DIRECTIONS FOR THIS TASK: Go through the records below line by line. Count the lines with "things" and give the count alone.

DATA RECORDS:
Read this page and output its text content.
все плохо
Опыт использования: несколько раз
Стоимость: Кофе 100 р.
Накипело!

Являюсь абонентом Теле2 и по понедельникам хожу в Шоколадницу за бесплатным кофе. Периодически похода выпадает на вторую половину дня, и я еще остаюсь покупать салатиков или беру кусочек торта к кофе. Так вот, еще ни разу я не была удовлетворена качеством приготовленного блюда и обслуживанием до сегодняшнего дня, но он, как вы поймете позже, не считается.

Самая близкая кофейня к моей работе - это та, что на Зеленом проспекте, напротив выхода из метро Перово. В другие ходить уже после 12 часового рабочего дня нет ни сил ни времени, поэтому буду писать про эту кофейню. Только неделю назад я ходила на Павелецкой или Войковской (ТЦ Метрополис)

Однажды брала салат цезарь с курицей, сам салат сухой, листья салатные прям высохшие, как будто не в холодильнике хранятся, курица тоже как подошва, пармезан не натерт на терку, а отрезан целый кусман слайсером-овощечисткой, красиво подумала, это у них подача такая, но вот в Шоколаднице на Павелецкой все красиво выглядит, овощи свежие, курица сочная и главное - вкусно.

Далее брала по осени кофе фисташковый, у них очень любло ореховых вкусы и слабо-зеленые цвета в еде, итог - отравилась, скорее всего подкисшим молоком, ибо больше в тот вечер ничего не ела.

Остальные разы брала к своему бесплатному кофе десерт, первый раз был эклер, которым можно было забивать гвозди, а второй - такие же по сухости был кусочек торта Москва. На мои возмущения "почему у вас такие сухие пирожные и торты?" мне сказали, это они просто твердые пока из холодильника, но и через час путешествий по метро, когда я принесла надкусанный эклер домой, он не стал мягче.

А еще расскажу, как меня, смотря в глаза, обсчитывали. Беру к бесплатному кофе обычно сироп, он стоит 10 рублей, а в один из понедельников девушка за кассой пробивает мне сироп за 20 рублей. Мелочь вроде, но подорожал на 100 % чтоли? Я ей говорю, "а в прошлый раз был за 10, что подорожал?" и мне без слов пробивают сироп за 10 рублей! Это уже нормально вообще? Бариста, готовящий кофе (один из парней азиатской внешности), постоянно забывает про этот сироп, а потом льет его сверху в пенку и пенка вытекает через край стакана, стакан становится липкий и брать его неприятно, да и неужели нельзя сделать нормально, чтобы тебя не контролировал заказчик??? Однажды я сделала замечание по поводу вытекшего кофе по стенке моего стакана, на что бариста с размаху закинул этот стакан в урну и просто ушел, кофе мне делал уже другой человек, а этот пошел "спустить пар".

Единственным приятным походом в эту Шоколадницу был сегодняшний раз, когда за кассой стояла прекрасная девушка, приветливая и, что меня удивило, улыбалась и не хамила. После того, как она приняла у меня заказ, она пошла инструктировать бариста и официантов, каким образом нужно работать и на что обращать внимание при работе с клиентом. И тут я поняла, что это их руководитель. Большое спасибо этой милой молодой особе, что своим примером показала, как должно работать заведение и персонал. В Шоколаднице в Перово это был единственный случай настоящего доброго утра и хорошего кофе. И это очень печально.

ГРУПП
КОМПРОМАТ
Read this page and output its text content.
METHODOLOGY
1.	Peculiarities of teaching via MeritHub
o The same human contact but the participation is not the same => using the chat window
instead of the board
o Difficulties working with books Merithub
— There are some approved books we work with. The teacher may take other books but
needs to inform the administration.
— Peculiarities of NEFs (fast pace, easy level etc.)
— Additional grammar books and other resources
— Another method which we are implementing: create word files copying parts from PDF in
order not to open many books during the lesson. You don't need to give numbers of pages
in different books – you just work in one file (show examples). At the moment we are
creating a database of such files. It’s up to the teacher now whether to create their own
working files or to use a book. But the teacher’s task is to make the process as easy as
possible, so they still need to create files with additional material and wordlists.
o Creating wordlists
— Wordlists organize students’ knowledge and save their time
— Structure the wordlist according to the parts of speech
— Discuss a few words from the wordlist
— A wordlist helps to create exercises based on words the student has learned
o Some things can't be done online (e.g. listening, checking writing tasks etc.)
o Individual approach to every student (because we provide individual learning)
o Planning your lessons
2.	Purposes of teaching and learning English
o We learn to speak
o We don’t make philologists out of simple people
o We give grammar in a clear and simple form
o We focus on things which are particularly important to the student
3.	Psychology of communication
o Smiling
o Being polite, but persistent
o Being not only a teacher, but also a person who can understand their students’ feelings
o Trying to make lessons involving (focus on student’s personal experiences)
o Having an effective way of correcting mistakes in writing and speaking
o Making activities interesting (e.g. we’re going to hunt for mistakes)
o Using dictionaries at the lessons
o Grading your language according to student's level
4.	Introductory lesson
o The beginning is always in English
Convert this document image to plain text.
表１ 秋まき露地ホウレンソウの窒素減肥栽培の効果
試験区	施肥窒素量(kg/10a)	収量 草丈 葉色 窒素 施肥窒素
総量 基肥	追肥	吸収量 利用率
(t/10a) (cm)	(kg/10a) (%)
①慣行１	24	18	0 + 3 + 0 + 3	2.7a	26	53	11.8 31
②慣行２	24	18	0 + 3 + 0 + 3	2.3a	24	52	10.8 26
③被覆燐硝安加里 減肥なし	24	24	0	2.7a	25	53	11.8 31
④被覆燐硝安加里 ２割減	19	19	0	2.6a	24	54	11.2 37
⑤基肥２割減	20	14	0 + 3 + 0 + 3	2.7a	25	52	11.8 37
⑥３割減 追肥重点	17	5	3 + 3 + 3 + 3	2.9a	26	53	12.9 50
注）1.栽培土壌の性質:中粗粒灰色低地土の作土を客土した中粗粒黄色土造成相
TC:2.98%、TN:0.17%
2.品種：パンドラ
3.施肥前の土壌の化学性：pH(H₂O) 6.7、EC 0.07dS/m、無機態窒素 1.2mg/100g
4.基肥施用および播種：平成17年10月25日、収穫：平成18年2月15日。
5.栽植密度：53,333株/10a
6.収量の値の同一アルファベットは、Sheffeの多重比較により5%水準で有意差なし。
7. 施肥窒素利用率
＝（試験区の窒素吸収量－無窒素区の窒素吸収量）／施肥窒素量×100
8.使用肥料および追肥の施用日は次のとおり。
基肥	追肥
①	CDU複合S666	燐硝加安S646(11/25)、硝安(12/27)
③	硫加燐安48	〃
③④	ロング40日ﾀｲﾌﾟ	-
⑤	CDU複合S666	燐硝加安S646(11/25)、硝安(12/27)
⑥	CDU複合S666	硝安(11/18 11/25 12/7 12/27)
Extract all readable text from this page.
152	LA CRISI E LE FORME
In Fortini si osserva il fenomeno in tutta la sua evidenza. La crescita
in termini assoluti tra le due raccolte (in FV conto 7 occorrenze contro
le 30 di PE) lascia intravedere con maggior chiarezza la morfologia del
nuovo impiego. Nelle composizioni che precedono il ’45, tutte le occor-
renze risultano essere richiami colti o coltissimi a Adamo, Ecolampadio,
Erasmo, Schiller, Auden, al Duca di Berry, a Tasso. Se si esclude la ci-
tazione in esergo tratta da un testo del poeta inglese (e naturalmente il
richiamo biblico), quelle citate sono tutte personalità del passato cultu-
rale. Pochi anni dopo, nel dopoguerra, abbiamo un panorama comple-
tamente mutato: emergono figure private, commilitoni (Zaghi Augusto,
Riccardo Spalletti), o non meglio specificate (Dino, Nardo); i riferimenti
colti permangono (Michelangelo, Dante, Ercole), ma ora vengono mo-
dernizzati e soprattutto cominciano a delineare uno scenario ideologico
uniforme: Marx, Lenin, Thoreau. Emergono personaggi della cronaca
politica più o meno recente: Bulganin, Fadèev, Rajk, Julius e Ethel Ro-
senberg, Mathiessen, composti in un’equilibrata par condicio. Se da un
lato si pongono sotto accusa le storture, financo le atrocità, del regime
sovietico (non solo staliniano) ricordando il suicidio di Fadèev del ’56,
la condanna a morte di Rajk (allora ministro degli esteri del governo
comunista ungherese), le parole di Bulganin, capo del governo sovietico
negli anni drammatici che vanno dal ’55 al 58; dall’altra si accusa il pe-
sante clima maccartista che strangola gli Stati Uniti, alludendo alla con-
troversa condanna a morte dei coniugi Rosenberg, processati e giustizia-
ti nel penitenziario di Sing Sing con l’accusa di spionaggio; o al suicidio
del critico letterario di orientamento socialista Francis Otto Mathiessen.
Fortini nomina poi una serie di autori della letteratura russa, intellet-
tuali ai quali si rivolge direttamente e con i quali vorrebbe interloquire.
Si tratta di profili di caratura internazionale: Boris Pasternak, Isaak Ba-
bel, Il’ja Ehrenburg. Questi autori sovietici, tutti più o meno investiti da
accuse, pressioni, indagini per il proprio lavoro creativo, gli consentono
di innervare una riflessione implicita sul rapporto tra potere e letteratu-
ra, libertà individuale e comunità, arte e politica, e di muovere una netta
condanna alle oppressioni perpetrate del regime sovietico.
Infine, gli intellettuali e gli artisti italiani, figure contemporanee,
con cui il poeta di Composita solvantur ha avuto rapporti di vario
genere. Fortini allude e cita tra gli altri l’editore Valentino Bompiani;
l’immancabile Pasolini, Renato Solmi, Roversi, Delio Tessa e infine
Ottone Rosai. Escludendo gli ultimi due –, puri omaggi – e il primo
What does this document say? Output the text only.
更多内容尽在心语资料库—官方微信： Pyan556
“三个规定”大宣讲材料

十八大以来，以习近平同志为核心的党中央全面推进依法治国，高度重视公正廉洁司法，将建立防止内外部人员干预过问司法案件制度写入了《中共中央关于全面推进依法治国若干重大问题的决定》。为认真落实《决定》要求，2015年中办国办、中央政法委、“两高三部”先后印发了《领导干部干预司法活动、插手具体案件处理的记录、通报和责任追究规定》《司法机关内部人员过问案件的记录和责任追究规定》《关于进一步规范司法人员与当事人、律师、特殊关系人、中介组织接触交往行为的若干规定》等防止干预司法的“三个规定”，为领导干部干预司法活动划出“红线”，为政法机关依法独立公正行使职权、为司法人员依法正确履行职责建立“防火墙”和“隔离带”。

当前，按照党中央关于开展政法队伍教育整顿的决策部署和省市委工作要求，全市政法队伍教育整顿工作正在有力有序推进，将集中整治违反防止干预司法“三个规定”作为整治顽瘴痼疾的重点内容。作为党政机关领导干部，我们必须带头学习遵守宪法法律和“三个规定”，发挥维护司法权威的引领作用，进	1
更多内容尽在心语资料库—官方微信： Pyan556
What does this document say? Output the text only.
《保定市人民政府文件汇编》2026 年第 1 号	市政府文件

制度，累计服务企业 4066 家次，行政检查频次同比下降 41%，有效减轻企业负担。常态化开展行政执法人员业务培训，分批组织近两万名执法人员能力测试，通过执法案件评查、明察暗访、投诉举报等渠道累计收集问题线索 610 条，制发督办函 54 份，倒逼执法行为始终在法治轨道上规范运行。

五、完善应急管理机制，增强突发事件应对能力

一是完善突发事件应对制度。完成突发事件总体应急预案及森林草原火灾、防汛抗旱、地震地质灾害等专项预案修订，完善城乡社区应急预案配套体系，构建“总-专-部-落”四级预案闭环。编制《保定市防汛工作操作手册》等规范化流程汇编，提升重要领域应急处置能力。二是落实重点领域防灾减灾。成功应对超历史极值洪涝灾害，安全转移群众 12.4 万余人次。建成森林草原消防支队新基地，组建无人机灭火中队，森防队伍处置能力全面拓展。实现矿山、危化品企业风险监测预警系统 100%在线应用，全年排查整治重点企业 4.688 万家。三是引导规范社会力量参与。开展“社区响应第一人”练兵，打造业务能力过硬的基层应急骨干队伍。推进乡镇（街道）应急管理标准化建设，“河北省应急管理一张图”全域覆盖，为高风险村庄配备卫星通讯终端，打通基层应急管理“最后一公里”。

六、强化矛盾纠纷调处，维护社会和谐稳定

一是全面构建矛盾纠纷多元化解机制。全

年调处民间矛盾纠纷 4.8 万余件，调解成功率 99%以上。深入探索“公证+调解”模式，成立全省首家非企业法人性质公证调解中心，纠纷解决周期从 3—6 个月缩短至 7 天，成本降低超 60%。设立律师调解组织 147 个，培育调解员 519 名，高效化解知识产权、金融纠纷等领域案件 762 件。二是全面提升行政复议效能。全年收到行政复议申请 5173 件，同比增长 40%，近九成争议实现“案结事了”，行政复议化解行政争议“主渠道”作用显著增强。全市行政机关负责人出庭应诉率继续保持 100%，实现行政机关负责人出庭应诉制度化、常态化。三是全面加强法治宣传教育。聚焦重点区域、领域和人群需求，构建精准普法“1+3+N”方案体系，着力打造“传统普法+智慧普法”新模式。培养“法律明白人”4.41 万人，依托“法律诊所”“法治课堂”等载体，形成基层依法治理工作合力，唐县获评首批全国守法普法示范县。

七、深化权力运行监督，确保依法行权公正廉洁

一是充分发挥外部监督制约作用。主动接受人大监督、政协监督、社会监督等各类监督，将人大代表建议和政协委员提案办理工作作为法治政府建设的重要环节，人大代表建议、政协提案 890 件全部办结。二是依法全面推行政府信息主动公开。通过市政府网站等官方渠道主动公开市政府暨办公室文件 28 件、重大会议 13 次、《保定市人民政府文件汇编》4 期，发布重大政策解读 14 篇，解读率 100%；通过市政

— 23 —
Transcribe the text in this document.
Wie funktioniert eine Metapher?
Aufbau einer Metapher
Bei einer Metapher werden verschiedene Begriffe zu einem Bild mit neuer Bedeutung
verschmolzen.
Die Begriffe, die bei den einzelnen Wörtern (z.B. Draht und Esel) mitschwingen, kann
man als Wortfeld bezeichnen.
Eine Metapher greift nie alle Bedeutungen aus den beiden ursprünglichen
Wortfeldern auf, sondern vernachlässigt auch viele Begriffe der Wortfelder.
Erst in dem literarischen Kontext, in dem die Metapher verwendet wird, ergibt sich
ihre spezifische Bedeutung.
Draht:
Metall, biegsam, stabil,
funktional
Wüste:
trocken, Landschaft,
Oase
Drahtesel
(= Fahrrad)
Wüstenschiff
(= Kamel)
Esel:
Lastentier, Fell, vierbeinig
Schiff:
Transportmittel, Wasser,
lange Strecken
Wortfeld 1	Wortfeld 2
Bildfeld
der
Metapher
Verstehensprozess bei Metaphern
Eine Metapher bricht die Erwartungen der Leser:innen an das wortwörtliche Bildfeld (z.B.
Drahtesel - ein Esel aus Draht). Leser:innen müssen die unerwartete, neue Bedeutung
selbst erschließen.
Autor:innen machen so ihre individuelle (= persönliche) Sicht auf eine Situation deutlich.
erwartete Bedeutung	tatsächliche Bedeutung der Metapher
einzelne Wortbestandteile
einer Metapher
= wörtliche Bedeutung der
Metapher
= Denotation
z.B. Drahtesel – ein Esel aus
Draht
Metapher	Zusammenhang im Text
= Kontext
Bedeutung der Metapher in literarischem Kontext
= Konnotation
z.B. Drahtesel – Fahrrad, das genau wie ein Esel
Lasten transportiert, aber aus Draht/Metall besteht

REPLY: 2